Singapore
# suppressing warnings
defaultW <- getOption("warn")
options(warn = -1)
# installing packages
packages = c('corrplot', 'ggpubr', 'tidyverse', 'dplyr')
for(p in packages){
if(!require(p, character.only = T)){install.packages(p)}}
options(warn = defaultW)
# suppressing warnings
defaultW <- getOption("warn")
options(warn = -1)
# importing libraries
library(data.table)
library(dplyr)
library(ggplot2)
library(tidyverse)
library(viridis)
options(warn = defaultW)
# setting working directory
setwd("F:/Arya/MITB/Term2/VA/Assignment 4/Arya_Akhil_Assignment4/Arya_Akhil_Assignment4")
# importing data
df <- read.csv(file = 'respopagesextod2011to2019.csv')
Collating the problem statement and the available data, we are going to use the following features for our design:
We will also create additional features derived from the ones stated above to tackle the design challenges.

Task brief - Extend the R walkthrough on the Singapore data above, starting after its final sentence.

Recorded data -
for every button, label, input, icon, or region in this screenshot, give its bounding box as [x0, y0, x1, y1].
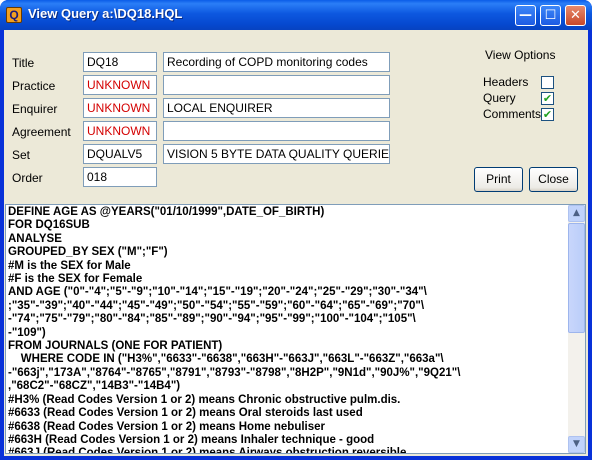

Reply -
To reveal the demographic structure of Singapore’s population by age-cohort and planning area, we will try to achieve the following designs:
The pyramidal plot will help us understand the distribution of males and females across different age groups at finer levels such as the ones already present in the data. We are not posed with any major challenges from the data to design the pyramidal plots.
Pyramidal Plot
A circular stacked chart is a difficult yet enlightening feast. Through it, we wish to understand the following:
We are indeed posed with quite many data challenges for this design. We will try and tackle one by one in the subsequent steps.
Circular Stacked Bar Chart
The proposed design faces some challenges from the available data. We have listed the challenges and their solutions below:
The problem statement requires demographics as reflected in the year 2019 but the given data contains nine years of information from 2011 to 2019. Below is the code to show the same:
# obtaining unique values of years
unique(df$Time)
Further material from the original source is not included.